[begin Records to process]

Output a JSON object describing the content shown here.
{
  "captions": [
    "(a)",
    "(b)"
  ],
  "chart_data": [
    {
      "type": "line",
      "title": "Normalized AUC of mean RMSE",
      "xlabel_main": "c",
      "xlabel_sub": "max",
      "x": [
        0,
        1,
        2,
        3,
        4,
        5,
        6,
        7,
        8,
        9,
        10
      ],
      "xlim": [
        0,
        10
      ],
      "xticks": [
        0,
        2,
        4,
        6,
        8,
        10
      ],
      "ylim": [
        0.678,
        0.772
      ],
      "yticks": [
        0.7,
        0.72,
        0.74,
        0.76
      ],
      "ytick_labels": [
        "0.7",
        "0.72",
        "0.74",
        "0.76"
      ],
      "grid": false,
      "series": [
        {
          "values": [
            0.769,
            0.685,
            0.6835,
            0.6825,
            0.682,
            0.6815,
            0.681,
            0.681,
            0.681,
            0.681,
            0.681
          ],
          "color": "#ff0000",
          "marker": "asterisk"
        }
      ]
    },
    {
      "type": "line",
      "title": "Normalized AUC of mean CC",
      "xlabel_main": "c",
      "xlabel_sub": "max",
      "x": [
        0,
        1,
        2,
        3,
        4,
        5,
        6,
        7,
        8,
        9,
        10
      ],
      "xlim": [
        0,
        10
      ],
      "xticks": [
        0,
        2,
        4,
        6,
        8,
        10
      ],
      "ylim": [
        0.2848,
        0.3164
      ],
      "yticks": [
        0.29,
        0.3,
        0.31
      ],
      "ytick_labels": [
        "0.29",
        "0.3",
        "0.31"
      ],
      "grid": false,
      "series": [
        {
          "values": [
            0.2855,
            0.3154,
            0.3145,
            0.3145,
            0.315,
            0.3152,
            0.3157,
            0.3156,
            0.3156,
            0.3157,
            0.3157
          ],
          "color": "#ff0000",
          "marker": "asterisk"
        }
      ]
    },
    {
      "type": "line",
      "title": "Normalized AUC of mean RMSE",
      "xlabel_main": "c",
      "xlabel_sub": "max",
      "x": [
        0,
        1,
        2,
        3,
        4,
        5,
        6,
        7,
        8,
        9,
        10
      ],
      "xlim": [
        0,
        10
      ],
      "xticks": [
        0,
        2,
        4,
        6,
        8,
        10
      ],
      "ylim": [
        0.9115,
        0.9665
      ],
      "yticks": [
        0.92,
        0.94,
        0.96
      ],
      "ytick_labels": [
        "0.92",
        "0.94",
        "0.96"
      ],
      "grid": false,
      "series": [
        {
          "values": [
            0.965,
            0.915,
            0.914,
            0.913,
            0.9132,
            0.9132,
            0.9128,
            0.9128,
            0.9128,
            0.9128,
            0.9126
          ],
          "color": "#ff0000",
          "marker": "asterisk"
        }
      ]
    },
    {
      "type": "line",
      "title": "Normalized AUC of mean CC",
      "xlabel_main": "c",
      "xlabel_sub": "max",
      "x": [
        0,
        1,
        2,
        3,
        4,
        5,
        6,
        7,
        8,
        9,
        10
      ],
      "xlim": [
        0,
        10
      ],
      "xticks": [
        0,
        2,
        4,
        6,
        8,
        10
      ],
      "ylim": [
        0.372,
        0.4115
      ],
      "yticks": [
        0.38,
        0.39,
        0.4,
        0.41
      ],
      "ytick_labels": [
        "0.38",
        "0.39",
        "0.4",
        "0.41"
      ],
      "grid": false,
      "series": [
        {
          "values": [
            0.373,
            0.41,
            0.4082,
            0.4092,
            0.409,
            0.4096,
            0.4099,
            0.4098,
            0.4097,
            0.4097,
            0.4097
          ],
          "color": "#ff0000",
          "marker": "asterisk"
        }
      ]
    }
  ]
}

[end Records to process]

> [Your objective] Set down all of the entries exactly, please.

> [Result of this exercise]
Output a JSON object describing the content shown here.
{
  "captions": [
    "(a)",
    "(b)"
  ],
  "chart_data": [
    {
      "type": "line",
      "title": "Normalized AUC of mean RMSE",
      "xlabel_main": "c",
      "xlabel_sub": "max",
      "x": [
        0,
        1,
        2,
        3,
        4,
        5,
        6,
        7,
        8,
        9,
        10
      ],
      "xlim": [
        0,
        10
      ],
      "xticks": [
        0,
        2,
        4,
        6,
        8,
        10
      ],
      "ylim": [
        0.678,
        0.772
      ],
      "yticks": [
        0.7,
        0.72,
        0.74,
        0.76
      ],
      "ytick_labels": [
        "0.7",
        "0.72",
        "0.74",
        "0.76"
      ],
      "grid": false,
      "series": [
        {
          "values": [
            0.769,
            0.685,
            0.6835,
            0.6825,
            0.682,
            0.6815,
            0.681,
            0.681,
            0.681,
            0.681,
            0.681
          ],
          "color": "#ff0000",
          "marker": "asterisk"
        }
      ]
    },
    {
      "type": "line",
      "title": "Normalized AUC of mean CC",
      "xlabel_main": "c",
      "xlabel_sub": "max",
      "x": [
        0,
        1,
        2,
        3,
        4,
        5,
        6,
        7,
        8,
        9,
        10
      ],
      "xlim": [
        0,
        10
      ],
      "xticks": [
        0,
        2,
        4,
        6,
        8,
        10
      ],
      "ylim": [
        0.2848,
        0.3164
      ],
      "yticks": [
        0.29,
        0.3,
        0.31
      ],
      "ytick_labels": [
        "0.29",
        "0.3",
        "0.31"
      ],
      "grid": false,
      "series": [
        {
          "values": [
            0.2855,
            0.3154,
            0.3145,
            0.3145,
            0.315,
            0.3152,
            0.3157,
            0.3156,
            0.3156,
            0.3157,
            0.3157
          ],
          "color": "#ff0000",
          "marker": "asterisk"
        }
      ]
    },
    {
      "type": "line",
      "title": "Normalized AUC of mean RMSE",
      "xlabel_main": "c",
      "xlabel_sub": "max",
      "x": [
        0,
        1,
        2,
        3,
        4,
        5,
        6,
        7,
        8,
        9,
        10
      ],
      "xlim": [
        0,
        10
      ],
      "xticks": [
        0,
        2,
        4,
        6,
        8,
        10
      ],
      "ylim": [
        0.9115,
        0.9665
      ],
      "yticks": [
        0.92,
        0.94,
        0.96
      ],
      "ytick_labels": [
        "0.92",
        "0.94",
        "0.96"
      ],
      "grid": false,
      "series": [
        {
          "values": [
            0.965,
            0.915,
            0.914,
            0.913,
            0.9132,
            0.9132,
            0.9128,
            0.9128,
            0.9128,
            0.9128,
            0.9126
          ],
          "color": "#ff0000",
          "marker": "asterisk"
        }
      ]
    },
    {
      "type": "line",
      "title": "Normalized AUC of mean CC",
      "xlabel_main": "c",
      "xlabel_sub": "max",
      "x": [
        0,
        1,
        2,
        3,
        4,
        5,
        6,
        7,
        8,
        9,
        10
      ],
      "xlim": [
        0,
        10
      ],
      "xticks": [
        0,
        2,
        4,
        6,
        8,
        10
      ],
      "ylim": [
        0.372,
        0.4115
      ],
      "yticks": [
        0.38,
        0.39,
        0.4,
        0.41
      ],
      "ytick_labels": [
        "0.38",
        "0.39",
        "0.4",
        "0.41"
      ],
      "grid": false,
      "series": [
        {
          "values": [
            0.373,
            0.41,
            0.4082,
            0.4092,
            0.409,
            0.4096,
            0.4099,
            0.4098,
            0.4097,
            0.4097,
            0.4097
          ],
          "color": "#ff0000",
          "marker": "asterisk"
        }
      ]
    }
  ]
}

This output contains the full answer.